:: Supplied information ::

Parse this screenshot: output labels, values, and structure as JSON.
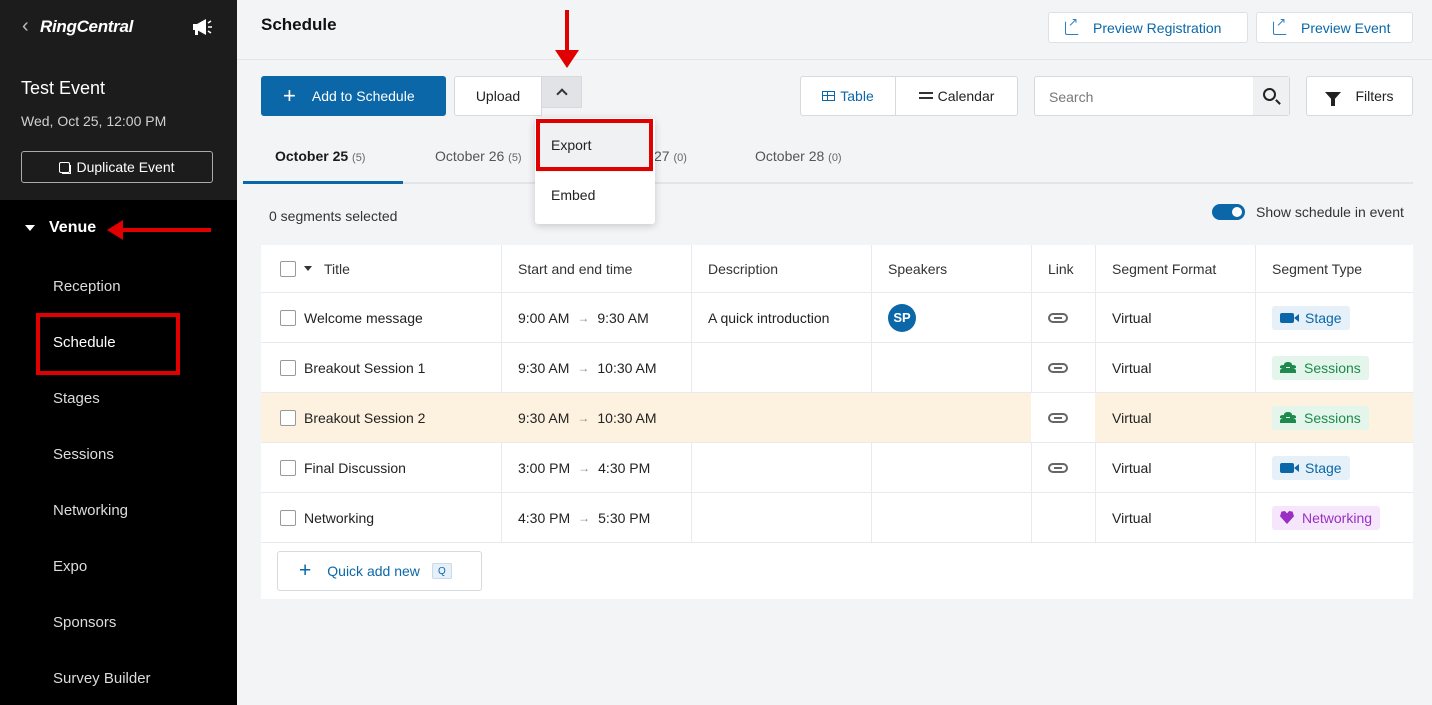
{
  "sidebar": {
    "logo": "RingCentral",
    "event_title": "Test Event",
    "event_date": "Wed, Oct 25, 12:00 PM",
    "duplicate_label": "Duplicate Event",
    "section_label": "Venue",
    "items": [
      {
        "label": "Reception"
      },
      {
        "label": "Schedule"
      },
      {
        "label": "Stages"
      },
      {
        "label": "Sessions"
      },
      {
        "label": "Networking"
      },
      {
        "label": "Expo"
      },
      {
        "label": "Sponsors"
      },
      {
        "label": "Survey Builder"
      }
    ]
  },
  "header": {
    "title": "Schedule",
    "preview_registration": "Preview Registration",
    "preview_event": "Preview Event"
  },
  "toolbar": {
    "add_label": "Add to Schedule",
    "upload_label": "Upload",
    "view_table": "Table",
    "view_calendar": "Calendar",
    "search_placeholder": "Search",
    "filters_label": "Filters"
  },
  "dropdown": {
    "items": [
      {
        "label": "Export"
      },
      {
        "label": "Embed"
      }
    ]
  },
  "tabs": [
    {
      "label": "October 25",
      "count": "(5)"
    },
    {
      "label": "October 26",
      "count": "(5)"
    },
    {
      "label": "27",
      "count": "(0)"
    },
    {
      "label": "October 28",
      "count": "(0)"
    }
  ],
  "subbar": {
    "selected_text": "0 segments selected",
    "show_schedule_label": "Show schedule in event"
  },
  "table": {
    "headers": {
      "title": "Title",
      "time": "Start and end time",
      "description": "Description",
      "speakers": "Speakers",
      "link": "Link",
      "format": "Segment Format",
      "type": "Segment Type"
    },
    "rows": [
      {
        "title": "Welcome message",
        "start": "9:00 AM",
        "end": "9:30 AM",
        "description": "A quick introduction",
        "speaker": "SP",
        "format": "Virtual",
        "type": "Stage"
      },
      {
        "title": "Breakout Session 1",
        "start": "9:30 AM",
        "end": "10:30 AM",
        "description": "",
        "speaker": "",
        "format": "Virtual",
        "type": "Sessions"
      },
      {
        "title": "Breakout Session 2",
        "start": "9:30 AM",
        "end": "10:30 AM",
        "description": "",
        "speaker": "",
        "format": "Virtual",
        "type": "Sessions"
      },
      {
        "title": "Final Discussion",
        "start": "3:00 PM",
        "end": "4:30 PM",
        "description": "",
        "speaker": "",
        "format": "Virtual",
        "type": "Stage"
      },
      {
        "title": "Networking",
        "start": "4:30 PM",
        "end": "5:30 PM",
        "description": "",
        "speaker": "",
        "format": "Virtual",
        "type": "Networking"
      }
    ],
    "quick_add_label": "Quick add new",
    "quick_add_key": "Q"
  },
  "colors": {
    "accent": "#0b67a8",
    "sidebar_bg": "#000000",
    "highlight_row": "#fdf2e0",
    "annotation_red": "#e00000"
  }
}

:::

## Written instruction
Skip the images and write out the rest of the listing exactly.

## Solution
Parse this screenshot: output labels, values, and structure as JSON.
{
  "sidebar": {
    "logo": "RingCentral",
    "event_title": "Test Event",
    "event_date": "Wed, Oct 25, 12:00 PM",
    "duplicate_label": "Duplicate Event",
    "section_label": "Venue",
    "items": [
      {
        "label": "Reception"
      },
      {
        "label": "Schedule"
      },
      {
        "label": "Stages"
      },
      {
        "label": "Sessions"
      },
      {
        "label": "Networking"
      },
      {
        "label": "Expo"
      },
      {
        "label": "Sponsors"
      },
      {
        "label": "Survey Builder"
      }
    ]
  },
  "header": {
    "title": "Schedule",
    "preview_registration": "Preview Registration",
    "preview_event": "Preview Event"
  },
  "toolbar": {
    "add_label": "Add to Schedule",
    "upload_label": "Upload",
    "view_table": "Table",
    "view_calendar": "Calendar",
    "search_placeholder": "Search",
    "filters_label": "Filters"
  },
  "dropdown": {
    "items": [
      {
        "label": "Export"
      },
      {
        "label": "Embed"
      }
    ]
  },
  "tabs": [
    {
      "label": "October 25",
      "count": "(5)"
    },
    {
      "label": "October 26",
      "count": "(5)"
    },
    {
      "label": "27",
      "count": "(0)"
    },
    {
      "label": "October 28",
      "count": "(0)"
    }
  ],
  "subbar": {
    "selected_text": "0 segments selected",
    "show_schedule_label": "Show schedule in event"
  },
  "table": {
    "headers": {
      "title": "Title",
      "time": "Start and end time",
      "description": "Description",
      "speakers": "Speakers",
      "link": "Link",
      "format": "Segment Format",
      "type": "Segment Type"
    },
    "rows": [
      {
        "title": "Welcome message",
        "start": "9:00 AM",
        "end": "9:30 AM",
        "description": "A quick introduction",
        "speaker": "SP",
        "format": "Virtual",
        "type": "Stage"
      },
      {
        "title": "Breakout Session 1",
        "start": "9:30 AM",
        "end": "10:30 AM",
        "description": "",
        "speaker": "",
        "format": "Virtual",
        "type": "Sessions"
      },
      {
        "title": "Breakout Session 2",
        "start": "9:30 AM",
        "end": "10:30 AM",
        "description": "",
        "speaker": "",
        "format": "Virtual",
        "type": "Sessions"
      },
      {
        "title": "Final Discussion",
        "start": "3:00 PM",
        "end": "4:30 PM",
        "description": "",
        "speaker": "",
        "format": "Virtual",
        "type": "Stage"
      },
      {
        "title": "Networking",
        "start": "4:30 PM",
        "end": "5:30 PM",
        "description": "",
        "speaker": "",
        "format": "Virtual",
        "type": "Networking"
      }
    ],
    "quick_add_label": "Quick add new",
    "quick_add_key": "Q"
  },
  "colors": {
    "accent": "#0b67a8",
    "sidebar_bg": "#000000",
    "highlight_row": "#fdf2e0",
    "annotation_red": "#e00000"
  }
}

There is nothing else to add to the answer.